Written instruction: Copy every line of the listing exactly.

(Saved entries)
□ □ □ □ □ □ □
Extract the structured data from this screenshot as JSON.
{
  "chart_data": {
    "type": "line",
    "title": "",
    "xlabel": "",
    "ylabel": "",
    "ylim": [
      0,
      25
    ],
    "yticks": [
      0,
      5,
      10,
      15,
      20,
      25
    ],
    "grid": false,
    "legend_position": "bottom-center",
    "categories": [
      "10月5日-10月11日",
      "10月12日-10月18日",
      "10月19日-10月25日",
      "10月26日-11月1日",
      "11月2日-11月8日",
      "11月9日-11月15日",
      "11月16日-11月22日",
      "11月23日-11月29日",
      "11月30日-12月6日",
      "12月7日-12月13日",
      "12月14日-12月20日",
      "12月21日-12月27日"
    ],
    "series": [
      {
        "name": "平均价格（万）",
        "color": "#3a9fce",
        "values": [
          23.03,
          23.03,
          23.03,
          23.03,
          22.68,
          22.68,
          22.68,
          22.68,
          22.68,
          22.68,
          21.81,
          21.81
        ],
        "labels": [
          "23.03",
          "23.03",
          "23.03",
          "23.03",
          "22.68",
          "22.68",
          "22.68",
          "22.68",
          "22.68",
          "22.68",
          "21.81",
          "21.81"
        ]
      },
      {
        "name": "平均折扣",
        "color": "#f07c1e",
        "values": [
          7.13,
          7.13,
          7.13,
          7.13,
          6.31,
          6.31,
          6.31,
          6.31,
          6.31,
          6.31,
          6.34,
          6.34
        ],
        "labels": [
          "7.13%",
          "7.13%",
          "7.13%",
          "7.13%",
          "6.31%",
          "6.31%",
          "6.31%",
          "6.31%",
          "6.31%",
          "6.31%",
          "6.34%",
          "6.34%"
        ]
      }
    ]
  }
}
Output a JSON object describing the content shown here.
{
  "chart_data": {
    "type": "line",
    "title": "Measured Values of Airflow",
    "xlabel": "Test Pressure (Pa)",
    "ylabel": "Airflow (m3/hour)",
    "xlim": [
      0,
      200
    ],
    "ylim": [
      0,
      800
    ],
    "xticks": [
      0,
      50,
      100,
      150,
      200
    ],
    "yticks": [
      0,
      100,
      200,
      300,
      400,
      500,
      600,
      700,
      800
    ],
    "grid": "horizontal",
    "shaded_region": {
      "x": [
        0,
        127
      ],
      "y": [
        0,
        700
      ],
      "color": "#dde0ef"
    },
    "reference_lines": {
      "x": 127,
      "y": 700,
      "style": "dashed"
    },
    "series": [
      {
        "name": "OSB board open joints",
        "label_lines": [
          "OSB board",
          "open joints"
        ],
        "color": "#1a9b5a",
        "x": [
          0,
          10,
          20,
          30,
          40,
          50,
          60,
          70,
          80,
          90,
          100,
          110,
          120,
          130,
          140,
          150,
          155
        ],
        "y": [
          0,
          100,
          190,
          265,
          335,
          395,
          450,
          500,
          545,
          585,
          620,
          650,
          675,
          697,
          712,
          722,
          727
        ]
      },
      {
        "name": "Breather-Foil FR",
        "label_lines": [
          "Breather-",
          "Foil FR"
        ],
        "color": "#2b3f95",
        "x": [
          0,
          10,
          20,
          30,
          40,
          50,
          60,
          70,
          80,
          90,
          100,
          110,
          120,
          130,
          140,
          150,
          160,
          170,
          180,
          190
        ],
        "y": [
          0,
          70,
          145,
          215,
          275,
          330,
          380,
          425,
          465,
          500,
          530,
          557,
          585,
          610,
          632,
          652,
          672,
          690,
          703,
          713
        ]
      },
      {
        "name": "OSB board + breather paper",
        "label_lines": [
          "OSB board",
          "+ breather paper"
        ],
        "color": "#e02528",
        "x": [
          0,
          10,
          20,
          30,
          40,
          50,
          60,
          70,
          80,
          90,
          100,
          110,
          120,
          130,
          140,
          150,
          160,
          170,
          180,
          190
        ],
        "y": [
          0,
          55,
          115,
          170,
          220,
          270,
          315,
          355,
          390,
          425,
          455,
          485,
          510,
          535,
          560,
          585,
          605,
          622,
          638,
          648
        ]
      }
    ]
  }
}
□ □ □ □ □ □ □
Output of the task:
Extract the structured data from this screenshot as JSON.
{
  "chart_data": {
    "type": "line",
    "title": "",
    "xlabel": "",
    "ylabel": "",
    "ylim": [
      0,
      25
    ],
    "yticks": [
      0,
      5,
      10,
      15,
      20,
      25
    ],
    "grid": false,
    "legend_position": "bottom-center",
    "categories": [
      "10月5日-10月11日",
      "10月12日-10月18日",
      "10月19日-10月25日",
      "10月26日-11月1日",
      "11月2日-11月8日",
      "11月9日-11月15日",
      "11月16日-11月22日",
      "11月23日-11月29日",
      "11月30日-12月6日",
      "12月7日-12月13日",
      "12月14日-12月20日",
      "12月21日-12月27日"
    ],
    "series": [
      {
        "name": "平均价格（万）",
        "color": "#3a9fce",
        "values": [
          23.03,
          23.03,
          23.03,
          23.03,
          22.68,
          22.68,
          22.68,
          22.68,
          22.68,
          22.68,
          21.81,
          21.81
        ],
        "labels": [
          "23.03",
          "23.03",
          "23.03",
          "23.03",
          "22.68",
          "22.68",
          "22.68",
          "22.68",
          "22.68",
          "22.68",
          "21.81",
          "21.81"
        ]
      },
      {
        "name": "平均折扣",
        "color": "#f07c1e",
        "values": [
          7.13,
          7.13,
          7.13,
          7.13,
          6.31,
          6.31,
          6.31,
          6.31,
          6.31,
          6.31,
          6.34,
          6.34
        ],
        "labels": [
          "7.13%",
          "7.13%",
          "7.13%",
          "7.13%",
          "6.31%",
          "6.31%",
          "6.31%",
          "6.31%",
          "6.31%",
          "6.31%",
          "6.34%",
          "6.34%"
        ]
      }
    ]
  }
}
Output a JSON object describing the content shown here.
{
  "chart_data": {
    "type": "line",
    "title": "Measured Values of Airflow",
    "xlabel": "Test Pressure (Pa)",
    "ylabel": "Airflow (m3/hour)",
    "xlim": [
      0,
      200
    ],
    "ylim": [
      0,
      800
    ],
    "xticks": [
      0,
      50,
      100,
      150,
      200
    ],
    "yticks": [
      0,
      100,
      200,
      300,
      400,
      500,
      600,
      700,
      800
    ],
    "grid": "horizontal",
    "shaded_region": {
      "x": [
        0,
        127
      ],
      "y": [
        0,
        700
      ],
      "color": "#dde0ef"
    },
    "reference_lines": {
      "x": 127,
      "y": 700,
      "style": "dashed"
    },
    "series": [
      {
        "name": "OSB board open joints",
        "label_lines": [
          "OSB board",
          "open joints"
        ],
        "color": "#1a9b5a",
        "x": [
          0,
          10,
          20,
          30,
          40,
          50,
          60,
          70,
          80,
          90,
          100,
          110,
          120,
          130,
          140,
          150,
          155
        ],
        "y": [
          0,
          100,
          190,
          265,
          335,
          395,
          450,
          500,
          545,
          585,
          620,
          650,
          675,
          697,
          712,
          722,
          727
        ]
      },
      {
        "name": "Breather-Foil FR",
        "label_lines": [
          "Breather-",
          "Foil FR"
        ],
        "color": "#2b3f95",
        "x": [
          0,
          10,
          20,
          30,
          40,
          50,
          60,
          70,
          80,
          90,
          100,
          110,
          120,
          130,
          140,
          150,
          160,
          170,
          180,
          190
        ],
        "y": [
          0,
          70,
          145,
          215,
          275,
          330,
          380,
          425,
          465,
          500,
          530,
          557,
          585,
          610,
          632,
          652,
          672,
          690,
          703,
          713
        ]
      },
      {
        "name": "OSB board + breather paper",
        "label_lines": [
          "OSB board",
          "+ breather paper"
        ],
        "color": "#e02528",
        "x": [
          0,
          10,
          20,
          30,
          40,
          50,
          60,
          70,
          80,
          90,
          100,
          110,
          120,
          130,
          140,
          150,
          160,
          170,
          180,
          190
        ],
        "y": [
          0,
          55,
          115,
          170,
          220,
          270,
          315,
          355,
          390,
          425,
          455,
          485,
          510,
          535,
          560,
          585,
          605,
          622,
          638,
          648
        ]
      }
    ]
  }
}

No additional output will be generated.